(Excerpt from a dataset)
********************
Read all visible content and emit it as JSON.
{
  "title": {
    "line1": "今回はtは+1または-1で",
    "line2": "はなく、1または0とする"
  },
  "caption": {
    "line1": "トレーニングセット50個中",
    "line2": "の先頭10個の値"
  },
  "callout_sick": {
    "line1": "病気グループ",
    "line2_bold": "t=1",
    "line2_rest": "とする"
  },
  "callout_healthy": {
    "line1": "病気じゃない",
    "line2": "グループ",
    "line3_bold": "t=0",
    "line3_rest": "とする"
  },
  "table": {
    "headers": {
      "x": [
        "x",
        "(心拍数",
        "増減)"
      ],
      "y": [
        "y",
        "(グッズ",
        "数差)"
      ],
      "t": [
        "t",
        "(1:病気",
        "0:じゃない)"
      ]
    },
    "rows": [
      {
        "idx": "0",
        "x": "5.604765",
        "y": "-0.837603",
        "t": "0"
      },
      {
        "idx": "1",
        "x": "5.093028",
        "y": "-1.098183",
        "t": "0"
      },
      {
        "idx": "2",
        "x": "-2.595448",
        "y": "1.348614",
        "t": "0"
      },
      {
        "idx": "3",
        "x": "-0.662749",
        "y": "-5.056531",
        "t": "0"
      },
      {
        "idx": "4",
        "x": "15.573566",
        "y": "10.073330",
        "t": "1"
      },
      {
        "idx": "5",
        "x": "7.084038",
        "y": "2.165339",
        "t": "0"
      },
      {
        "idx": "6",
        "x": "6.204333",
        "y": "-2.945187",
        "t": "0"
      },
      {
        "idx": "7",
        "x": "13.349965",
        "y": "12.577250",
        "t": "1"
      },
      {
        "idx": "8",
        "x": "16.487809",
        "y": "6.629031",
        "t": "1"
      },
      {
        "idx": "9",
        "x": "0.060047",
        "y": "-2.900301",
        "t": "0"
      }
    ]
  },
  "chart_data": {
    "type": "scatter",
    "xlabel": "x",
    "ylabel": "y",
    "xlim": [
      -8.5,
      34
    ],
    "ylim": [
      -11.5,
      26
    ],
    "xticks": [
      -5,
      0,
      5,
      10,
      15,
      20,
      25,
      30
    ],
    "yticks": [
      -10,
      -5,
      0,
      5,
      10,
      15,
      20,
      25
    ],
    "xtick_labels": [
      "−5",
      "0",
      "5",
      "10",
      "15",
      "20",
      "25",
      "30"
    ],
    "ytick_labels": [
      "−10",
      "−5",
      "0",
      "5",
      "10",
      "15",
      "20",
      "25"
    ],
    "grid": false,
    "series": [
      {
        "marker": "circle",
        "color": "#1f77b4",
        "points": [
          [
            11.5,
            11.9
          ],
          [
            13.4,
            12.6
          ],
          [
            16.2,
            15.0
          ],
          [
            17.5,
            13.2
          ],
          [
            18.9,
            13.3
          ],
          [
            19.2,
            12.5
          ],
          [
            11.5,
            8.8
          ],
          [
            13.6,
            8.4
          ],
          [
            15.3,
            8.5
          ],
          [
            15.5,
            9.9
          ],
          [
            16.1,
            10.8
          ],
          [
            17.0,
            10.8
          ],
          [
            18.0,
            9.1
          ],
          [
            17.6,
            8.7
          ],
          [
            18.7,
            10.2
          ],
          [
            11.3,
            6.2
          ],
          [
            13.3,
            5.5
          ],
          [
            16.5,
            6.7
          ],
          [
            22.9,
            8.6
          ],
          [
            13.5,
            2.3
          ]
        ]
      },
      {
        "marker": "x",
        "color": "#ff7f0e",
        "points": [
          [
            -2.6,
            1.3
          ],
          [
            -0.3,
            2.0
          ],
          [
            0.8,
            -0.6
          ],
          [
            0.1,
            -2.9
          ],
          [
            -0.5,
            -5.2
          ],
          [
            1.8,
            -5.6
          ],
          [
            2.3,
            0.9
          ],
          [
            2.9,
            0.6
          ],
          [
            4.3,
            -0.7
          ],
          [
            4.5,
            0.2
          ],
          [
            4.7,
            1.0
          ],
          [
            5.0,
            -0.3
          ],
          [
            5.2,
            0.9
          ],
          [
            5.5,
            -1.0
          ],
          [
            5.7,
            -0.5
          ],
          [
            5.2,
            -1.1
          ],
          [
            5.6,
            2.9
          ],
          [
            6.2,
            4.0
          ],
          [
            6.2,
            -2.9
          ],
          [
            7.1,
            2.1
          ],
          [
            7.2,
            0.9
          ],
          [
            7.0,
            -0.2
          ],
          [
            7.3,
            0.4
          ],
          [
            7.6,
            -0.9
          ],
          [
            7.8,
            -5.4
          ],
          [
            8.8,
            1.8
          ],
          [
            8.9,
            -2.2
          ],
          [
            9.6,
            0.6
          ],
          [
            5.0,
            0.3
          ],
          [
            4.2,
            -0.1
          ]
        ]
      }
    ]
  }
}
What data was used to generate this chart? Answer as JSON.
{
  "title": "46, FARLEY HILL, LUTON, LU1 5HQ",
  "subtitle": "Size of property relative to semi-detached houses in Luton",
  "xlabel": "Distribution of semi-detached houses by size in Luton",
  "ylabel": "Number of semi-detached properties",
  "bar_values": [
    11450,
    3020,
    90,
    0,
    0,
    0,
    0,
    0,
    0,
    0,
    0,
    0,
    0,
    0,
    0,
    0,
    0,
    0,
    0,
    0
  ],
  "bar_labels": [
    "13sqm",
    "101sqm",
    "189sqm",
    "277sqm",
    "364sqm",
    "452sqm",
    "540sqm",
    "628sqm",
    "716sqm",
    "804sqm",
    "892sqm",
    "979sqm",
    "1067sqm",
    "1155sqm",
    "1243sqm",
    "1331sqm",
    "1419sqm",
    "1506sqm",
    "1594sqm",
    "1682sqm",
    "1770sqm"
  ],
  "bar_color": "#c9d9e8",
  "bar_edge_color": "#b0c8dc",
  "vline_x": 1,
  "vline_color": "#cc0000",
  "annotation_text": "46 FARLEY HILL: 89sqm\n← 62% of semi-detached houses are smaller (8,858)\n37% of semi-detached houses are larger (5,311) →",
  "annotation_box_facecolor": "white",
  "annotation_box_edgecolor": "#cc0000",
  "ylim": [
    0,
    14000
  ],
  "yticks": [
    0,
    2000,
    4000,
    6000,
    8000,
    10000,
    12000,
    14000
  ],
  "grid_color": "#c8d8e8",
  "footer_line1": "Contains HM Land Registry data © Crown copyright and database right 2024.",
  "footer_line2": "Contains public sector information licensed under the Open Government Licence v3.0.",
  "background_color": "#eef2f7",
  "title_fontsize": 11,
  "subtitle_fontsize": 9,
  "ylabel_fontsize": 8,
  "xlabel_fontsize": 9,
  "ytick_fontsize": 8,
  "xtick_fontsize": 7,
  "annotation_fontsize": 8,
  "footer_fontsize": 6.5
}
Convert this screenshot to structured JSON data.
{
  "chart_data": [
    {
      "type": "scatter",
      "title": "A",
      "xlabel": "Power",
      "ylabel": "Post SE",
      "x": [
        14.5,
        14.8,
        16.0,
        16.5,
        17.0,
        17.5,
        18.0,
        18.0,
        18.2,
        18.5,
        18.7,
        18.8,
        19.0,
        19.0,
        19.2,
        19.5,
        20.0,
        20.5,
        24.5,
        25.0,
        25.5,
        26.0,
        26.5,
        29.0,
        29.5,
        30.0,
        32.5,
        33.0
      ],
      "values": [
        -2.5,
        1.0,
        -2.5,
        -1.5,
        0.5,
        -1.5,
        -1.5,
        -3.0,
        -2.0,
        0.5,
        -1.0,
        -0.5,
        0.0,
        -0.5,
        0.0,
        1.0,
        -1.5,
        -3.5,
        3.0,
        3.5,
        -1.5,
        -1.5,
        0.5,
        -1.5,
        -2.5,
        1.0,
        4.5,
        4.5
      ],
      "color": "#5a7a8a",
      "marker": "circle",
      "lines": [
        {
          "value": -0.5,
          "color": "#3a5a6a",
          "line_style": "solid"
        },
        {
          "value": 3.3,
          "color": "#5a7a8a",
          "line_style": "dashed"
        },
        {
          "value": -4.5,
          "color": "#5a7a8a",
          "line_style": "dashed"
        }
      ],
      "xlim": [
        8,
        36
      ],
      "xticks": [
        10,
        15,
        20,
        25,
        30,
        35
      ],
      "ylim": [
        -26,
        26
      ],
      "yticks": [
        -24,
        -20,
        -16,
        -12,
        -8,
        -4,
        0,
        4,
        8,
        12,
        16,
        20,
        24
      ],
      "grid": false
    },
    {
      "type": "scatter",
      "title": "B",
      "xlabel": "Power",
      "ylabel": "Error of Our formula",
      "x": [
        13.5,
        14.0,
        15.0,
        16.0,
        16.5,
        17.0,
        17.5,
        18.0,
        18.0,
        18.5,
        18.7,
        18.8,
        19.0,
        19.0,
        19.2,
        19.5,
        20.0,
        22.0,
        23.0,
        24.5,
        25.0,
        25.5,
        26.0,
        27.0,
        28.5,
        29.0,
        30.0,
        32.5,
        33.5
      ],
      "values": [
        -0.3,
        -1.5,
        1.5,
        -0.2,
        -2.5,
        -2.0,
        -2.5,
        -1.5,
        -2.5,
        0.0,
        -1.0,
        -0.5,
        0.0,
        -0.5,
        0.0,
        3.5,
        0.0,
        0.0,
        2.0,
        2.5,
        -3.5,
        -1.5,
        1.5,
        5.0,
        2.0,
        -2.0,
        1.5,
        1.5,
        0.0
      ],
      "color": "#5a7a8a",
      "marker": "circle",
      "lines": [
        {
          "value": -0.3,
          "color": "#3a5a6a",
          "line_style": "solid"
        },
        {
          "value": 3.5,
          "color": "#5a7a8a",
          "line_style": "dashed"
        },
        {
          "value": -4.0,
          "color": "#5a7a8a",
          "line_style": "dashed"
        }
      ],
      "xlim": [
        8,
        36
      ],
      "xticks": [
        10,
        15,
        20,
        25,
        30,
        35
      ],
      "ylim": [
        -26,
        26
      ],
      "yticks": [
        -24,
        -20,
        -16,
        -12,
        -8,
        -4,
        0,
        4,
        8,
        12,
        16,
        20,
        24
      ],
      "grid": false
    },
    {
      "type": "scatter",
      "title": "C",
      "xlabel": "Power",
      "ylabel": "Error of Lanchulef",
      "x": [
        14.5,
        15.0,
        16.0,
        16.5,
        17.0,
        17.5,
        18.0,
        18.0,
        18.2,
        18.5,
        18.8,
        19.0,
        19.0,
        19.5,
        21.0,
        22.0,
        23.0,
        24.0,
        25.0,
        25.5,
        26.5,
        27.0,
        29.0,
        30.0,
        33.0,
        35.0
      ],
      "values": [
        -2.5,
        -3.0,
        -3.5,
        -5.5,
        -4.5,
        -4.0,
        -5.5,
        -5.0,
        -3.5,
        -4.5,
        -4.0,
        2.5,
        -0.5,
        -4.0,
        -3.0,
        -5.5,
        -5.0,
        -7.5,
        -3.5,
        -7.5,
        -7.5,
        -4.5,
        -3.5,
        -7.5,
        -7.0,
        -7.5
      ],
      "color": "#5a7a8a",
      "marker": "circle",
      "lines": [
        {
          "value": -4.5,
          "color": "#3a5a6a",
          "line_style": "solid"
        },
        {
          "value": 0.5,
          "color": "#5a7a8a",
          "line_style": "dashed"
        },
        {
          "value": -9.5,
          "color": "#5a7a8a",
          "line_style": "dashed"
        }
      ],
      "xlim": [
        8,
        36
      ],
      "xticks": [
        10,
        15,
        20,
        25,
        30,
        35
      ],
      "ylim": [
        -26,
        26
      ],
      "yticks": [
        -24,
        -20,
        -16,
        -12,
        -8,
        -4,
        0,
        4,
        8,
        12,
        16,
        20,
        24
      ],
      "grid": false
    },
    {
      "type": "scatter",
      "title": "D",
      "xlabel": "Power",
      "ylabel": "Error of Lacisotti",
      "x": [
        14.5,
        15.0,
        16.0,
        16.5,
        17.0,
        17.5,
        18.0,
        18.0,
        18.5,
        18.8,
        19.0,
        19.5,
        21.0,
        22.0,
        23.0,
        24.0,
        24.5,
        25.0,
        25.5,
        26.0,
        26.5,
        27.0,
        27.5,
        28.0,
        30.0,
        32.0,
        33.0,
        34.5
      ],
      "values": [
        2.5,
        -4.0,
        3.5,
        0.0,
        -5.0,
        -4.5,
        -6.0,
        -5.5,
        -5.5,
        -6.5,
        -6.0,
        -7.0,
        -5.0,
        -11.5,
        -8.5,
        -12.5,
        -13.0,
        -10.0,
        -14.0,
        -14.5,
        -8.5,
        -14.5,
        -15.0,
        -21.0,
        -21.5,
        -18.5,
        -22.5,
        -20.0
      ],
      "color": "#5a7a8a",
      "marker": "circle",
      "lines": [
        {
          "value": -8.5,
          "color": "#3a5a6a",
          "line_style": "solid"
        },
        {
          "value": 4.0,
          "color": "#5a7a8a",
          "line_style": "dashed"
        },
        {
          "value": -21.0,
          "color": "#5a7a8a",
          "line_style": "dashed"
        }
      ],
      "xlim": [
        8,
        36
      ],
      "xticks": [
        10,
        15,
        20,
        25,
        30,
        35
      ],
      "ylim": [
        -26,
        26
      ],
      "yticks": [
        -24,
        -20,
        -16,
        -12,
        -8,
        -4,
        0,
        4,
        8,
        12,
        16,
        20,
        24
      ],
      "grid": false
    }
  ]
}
********************
== Your objective ==
Pull out each line of the records holding the string "FARLEY".

== Result of this task ==
  "title": "46, FARLEY HILL, LUTON, LU1 5HQ",
  "annotation_text": "46 FARLEY HILL: 89sqm\n← 62% of semi-detached houses are smaller (8,858)\n37% of semi-detached houses are larger (5,311) →",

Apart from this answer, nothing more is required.